YOUR GOAL. Retype each entry below exactly as it stands.

TASK DATA.
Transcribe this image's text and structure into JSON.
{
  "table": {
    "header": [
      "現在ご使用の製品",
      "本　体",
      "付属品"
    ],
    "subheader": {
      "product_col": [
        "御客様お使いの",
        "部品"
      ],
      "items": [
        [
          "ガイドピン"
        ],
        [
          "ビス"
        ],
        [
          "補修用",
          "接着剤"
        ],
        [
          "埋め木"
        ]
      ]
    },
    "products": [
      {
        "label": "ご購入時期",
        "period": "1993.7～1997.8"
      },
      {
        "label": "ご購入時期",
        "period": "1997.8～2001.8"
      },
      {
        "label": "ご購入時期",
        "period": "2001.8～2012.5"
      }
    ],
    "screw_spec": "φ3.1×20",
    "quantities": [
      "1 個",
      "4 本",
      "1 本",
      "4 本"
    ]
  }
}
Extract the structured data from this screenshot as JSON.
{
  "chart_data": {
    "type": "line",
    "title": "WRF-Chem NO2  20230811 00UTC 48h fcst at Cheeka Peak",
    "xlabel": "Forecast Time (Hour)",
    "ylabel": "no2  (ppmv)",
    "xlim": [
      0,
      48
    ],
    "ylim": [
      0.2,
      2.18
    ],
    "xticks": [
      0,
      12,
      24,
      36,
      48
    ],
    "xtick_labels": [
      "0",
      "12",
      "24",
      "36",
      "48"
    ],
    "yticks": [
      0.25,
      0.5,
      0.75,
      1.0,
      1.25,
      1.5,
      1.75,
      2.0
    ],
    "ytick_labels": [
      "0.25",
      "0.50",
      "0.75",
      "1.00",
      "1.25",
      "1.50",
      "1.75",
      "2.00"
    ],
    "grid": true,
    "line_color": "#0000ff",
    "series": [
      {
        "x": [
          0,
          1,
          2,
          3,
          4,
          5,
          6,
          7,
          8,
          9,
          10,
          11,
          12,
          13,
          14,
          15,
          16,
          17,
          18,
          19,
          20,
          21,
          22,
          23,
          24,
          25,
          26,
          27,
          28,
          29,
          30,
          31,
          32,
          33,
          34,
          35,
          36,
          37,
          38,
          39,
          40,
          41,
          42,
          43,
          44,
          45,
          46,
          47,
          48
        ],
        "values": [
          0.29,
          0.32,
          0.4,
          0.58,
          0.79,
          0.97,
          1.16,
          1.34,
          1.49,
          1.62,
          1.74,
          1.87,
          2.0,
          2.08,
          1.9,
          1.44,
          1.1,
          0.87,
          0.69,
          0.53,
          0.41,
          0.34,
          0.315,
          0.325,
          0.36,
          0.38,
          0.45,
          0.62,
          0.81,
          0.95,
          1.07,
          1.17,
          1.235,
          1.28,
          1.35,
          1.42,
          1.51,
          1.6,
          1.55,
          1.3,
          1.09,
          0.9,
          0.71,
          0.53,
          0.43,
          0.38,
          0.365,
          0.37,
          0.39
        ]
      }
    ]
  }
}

RESPONSE TO THE TASK.
Transcribe this image's text and structure into JSON.
{
  "table": {
    "header": [
      "現在ご使用の製品",
      "本　体",
      "付属品"
    ],
    "subheader": {
      "product_col": [
        "御客様お使いの",
        "部品"
      ],
      "items": [
        [
          "ガイドピン"
        ],
        [
          "ビス"
        ],
        [
          "補修用",
          "接着剤"
        ],
        [
          "埋め木"
        ]
      ]
    },
    "products": [
      {
        "label": "ご購入時期",
        "period": "1993.7～1997.8"
      },
      {
        "label": "ご購入時期",
        "period": "1997.8～2001.8"
      },
      {
        "label": "ご購入時期",
        "period": "2001.8～2012.5"
      }
    ],
    "screw_spec": "φ3.1×20",
    "quantities": [
      "1 個",
      "4 本",
      "1 本",
      "4 本"
    ]
  }
}
Extract the structured data from this screenshot as JSON.
{
  "chart_data": {
    "type": "line",
    "title": "WRF-Chem NO2  20230811 00UTC 48h fcst at Cheeka Peak",
    "xlabel": "Forecast Time (Hour)",
    "ylabel": "no2  (ppmv)",
    "xlim": [
      0,
      48
    ],
    "ylim": [
      0.2,
      2.18
    ],
    "xticks": [
      0,
      12,
      24,
      36,
      48
    ],
    "xtick_labels": [
      "0",
      "12",
      "24",
      "36",
      "48"
    ],
    "yticks": [
      0.25,
      0.5,
      0.75,
      1.0,
      1.25,
      1.5,
      1.75,
      2.0
    ],
    "ytick_labels": [
      "0.25",
      "0.50",
      "0.75",
      "1.00",
      "1.25",
      "1.50",
      "1.75",
      "2.00"
    ],
    "grid": true,
    "line_color": "#0000ff",
    "series": [
      {
        "x": [
          0,
          1,
          2,
          3,
          4,
          5,
          6,
          7,
          8,
          9,
          10,
          11,
          12,
          13,
          14,
          15,
          16,
          17,
          18,
          19,
          20,
          21,
          22,
          23,
          24,
          25,
          26,
          27,
          28,
          29,
          30,
          31,
          32,
          33,
          34,
          35,
          36,
          37,
          38,
          39,
          40,
          41,
          42,
          43,
          44,
          45,
          46,
          47,
          48
        ],
        "values": [
          0.29,
          0.32,
          0.4,
          0.58,
          0.79,
          0.97,
          1.16,
          1.34,
          1.49,
          1.62,
          1.74,
          1.87,
          2.0,
          2.08,
          1.9,
          1.44,
          1.1,
          0.87,
          0.69,
          0.53,
          0.41,
          0.34,
          0.315,
          0.325,
          0.36,
          0.38,
          0.45,
          0.62,
          0.81,
          0.95,
          1.07,
          1.17,
          1.235,
          1.28,
          1.35,
          1.42,
          1.51,
          1.6,
          1.55,
          1.3,
          1.09,
          0.9,
          0.71,
          0.53,
          0.43,
          0.38,
          0.365,
          0.37,
          0.39
        ]
      }
    ]
  }
}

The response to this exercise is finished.